## Problem requirements
Write out the records below once more, exactly as they stand.

## Extracted records
========================

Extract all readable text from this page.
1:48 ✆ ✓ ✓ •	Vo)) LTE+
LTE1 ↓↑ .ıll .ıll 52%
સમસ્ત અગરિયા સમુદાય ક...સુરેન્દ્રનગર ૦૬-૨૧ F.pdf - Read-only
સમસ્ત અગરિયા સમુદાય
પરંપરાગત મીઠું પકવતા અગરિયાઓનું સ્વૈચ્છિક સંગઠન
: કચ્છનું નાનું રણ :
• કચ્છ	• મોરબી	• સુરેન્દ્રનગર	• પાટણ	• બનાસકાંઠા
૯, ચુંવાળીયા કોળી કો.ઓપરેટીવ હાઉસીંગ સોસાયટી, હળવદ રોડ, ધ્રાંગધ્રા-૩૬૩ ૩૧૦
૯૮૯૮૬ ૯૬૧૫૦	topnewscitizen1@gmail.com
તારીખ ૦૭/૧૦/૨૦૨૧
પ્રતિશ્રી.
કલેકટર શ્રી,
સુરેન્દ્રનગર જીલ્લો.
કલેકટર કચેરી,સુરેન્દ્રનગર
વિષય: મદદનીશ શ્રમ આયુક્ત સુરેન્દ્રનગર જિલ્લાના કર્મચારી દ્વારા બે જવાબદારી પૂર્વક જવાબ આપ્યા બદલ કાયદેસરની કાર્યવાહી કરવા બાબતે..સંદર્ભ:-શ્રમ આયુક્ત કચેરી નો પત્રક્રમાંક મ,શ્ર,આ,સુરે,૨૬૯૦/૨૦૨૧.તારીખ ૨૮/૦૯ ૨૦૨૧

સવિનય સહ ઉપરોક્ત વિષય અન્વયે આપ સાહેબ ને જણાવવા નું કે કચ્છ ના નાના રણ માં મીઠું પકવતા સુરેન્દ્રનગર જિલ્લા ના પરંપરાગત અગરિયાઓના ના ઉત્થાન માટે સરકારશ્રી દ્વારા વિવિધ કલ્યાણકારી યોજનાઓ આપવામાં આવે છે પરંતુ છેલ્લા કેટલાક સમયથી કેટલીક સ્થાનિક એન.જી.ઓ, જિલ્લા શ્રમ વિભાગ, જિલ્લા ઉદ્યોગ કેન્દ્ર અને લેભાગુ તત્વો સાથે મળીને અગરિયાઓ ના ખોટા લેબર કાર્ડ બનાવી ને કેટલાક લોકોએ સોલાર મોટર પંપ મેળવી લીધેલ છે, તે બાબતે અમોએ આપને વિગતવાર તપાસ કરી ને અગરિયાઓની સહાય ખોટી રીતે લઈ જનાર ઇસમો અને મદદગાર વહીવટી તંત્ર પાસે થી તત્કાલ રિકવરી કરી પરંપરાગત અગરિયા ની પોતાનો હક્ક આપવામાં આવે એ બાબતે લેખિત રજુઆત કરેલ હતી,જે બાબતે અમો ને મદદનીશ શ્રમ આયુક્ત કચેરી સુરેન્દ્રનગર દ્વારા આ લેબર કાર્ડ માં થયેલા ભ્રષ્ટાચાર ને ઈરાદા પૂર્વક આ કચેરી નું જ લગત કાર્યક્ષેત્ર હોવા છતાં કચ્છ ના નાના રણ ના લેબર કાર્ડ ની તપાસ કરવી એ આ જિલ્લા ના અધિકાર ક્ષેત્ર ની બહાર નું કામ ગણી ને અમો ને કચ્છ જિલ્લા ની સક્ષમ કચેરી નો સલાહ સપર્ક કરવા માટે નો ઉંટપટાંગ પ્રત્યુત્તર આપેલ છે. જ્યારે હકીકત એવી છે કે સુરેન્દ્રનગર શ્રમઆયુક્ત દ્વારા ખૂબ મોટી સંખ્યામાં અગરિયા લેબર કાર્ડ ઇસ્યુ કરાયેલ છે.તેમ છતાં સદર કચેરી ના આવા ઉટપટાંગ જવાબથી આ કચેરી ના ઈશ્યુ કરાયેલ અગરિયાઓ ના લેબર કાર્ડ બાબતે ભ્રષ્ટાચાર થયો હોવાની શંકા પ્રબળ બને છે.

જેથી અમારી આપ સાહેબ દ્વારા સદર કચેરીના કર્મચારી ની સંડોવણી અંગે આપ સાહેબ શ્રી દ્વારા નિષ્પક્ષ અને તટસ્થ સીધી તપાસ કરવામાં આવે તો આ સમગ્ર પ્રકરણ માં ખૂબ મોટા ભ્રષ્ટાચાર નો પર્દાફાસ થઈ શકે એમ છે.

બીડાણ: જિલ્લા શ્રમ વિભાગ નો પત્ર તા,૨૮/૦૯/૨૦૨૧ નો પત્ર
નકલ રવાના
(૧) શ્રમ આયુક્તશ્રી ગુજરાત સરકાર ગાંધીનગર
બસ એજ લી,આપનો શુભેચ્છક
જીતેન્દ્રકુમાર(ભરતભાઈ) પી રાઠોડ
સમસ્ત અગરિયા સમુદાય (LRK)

========================

## Response for this exercise
Extract all readable text from this page.
1:48 ✆ ✓ ✓ •	Vo)) LTE+
LTE1 ↓↑ .ıll .ıll 52%
સમસ્ત અગરિયા સમુદાય ક...સુરેન્દ્રનગર ૦૬-૨૧ F.pdf - Read-only
સમસ્ત અગરિયા સમુદાય
પરંપરાગત મીઠું પકવતા અગરિયાઓનું સ્વૈચ્છિક સંગઠન
: કચ્છનું નાનું રણ :
• કચ્છ	• મોરબી	• સુરેન્દ્રનગર	• પાટણ	• બનાસકાંઠા
૯, ચુંવાળીયા કોળી કો.ઓપરેટીવ હાઉસીંગ સોસાયટી, હળવદ રોડ, ધ્રાંગધ્રા-૩૬૩ ૩૧૦
૯૮૯૮૬ ૯૬૧૫૦	topnewscitizen1@gmail.com
તારીખ ૦૭/૧૦/૨૦૨૧
પ્રતિશ્રી.
કલેકટર શ્રી,
સુરેન્દ્રનગર જીલ્લો.
કલેકટર કચેરી,સુરેન્દ્રનગર
વિષય: મદદનીશ શ્રમ આયુક્ત સુરેન્દ્રનગર જિલ્લાના કર્મચારી દ્વારા બે જવાબદારી પૂર્વક જવાબ આપ્યા બદલ કાયદેસરની કાર્યવાહી કરવા બાબતે..સંદર્ભ:-શ્રમ આયુક્ત કચેરી નો પત્રક્રમાંક મ,શ્ર,આ,સુરે,૨૬૯૦/૨૦૨૧.તારીખ ૨૮/૦૯ ૨૦૨૧

સવિનય સહ ઉપરોક્ત વિષય અન્વયે આપ સાહેબ ને જણાવવા નું કે કચ્છ ના નાના રણ માં મીઠું પકવતા સુરેન્દ્રનગર જિલ્લા ના પરંપરાગત અગરિયાઓના ના ઉત્થાન માટે સરકારશ્રી દ્વારા વિવિધ કલ્યાણકારી યોજનાઓ આપવામાં આવે છે પરંતુ છેલ્લા કેટલાક સમયથી કેટલીક સ્થાનિક એન.જી.ઓ, જિલ્લા શ્રમ વિભાગ, જિલ્લા ઉદ્યોગ કેન્દ્ર અને લેભાગુ તત્વો સાથે મળીને અગરિયાઓ ના ખોટા લેબર કાર્ડ બનાવી ને કેટલાક લોકોએ સોલાર મોટર પંપ મેળવી લીધેલ છે, તે બાબતે અમોએ આપને વિગતવાર તપાસ કરી ને અગરિયાઓની સહાય ખોટી રીતે લઈ જનાર ઇસમો અને મદદગાર વહીવટી તંત્ર પાસે થી તત્કાલ રિકવરી કરી પરંપરાગત અગરિયા ની પોતાનો હક્ક આપવામાં આવે એ બાબતે લેખિત રજુઆત કરેલ હતી,જે બાબતે અમો ને મદદનીશ શ્રમ આયુક્ત કચેરી સુરેન્દ્રનગર દ્વારા આ લેબર કાર્ડ માં થયેલા ભ્રષ્ટાચાર ને ઈરાદા પૂર્વક આ કચેરી નું જ લગત કાર્યક્ષેત્ર હોવા છતાં કચ્છ ના નાના રણ ના લેબર કાર્ડ ની તપાસ કરવી એ આ જિલ્લા ના અધિકાર ક્ષેત્ર ની બહાર નું કામ ગણી ને અમો ને કચ્છ જિલ્લા ની સક્ષમ કચેરી નો સલાહ સપર્ક કરવા માટે નો ઉંટપટાંગ પ્રત્યુત્તર આપેલ છે. જ્યારે હકીકત એવી છે કે સુરેન્દ્રનગર શ્રમઆયુક્ત દ્વારા ખૂબ મોટી સંખ્યામાં અગરિયા લેબર કાર્ડ ઇસ્યુ કરાયેલ છે.તેમ છતાં સદર કચેરી ના આવા ઉટપટાંગ જવાબથી આ કચેરી ના ઈશ્યુ કરાયેલ અગરિયાઓ ના લેબર કાર્ડ બાબતે ભ્રષ્ટાચાર થયો હોવાની શંકા પ્રબળ બને છે.

જેથી અમારી આપ સાહેબ દ્વારા સદર કચેરીના કર્મચારી ની સંડોવણી અંગે આપ સાહેબ શ્રી દ્વારા નિષ્પક્ષ અને તટસ્થ સીધી તપાસ કરવામાં આવે તો આ સમગ્ર પ્રકરણ માં ખૂબ મોટા ભ્રષ્ટાચાર નો પર્દાફાસ થઈ શકે એમ છે.

બીડાણ: જિલ્લા શ્રમ વિભાગ નો પત્ર તા,૨૮/૦૯/૨૦૨૧ નો પત્ર
નકલ રવાના
(૧) શ્રમ આયુક્તશ્રી ગુજરાત સરકાર ગાંધીનગર
બસ એજ લી,આપનો શુભેચ્છક
જીતેન્દ્રકુમાર(ભરતભાઈ) પી રાઠોડ
સમસ્ત અગરિયા સમુદાય (LRK)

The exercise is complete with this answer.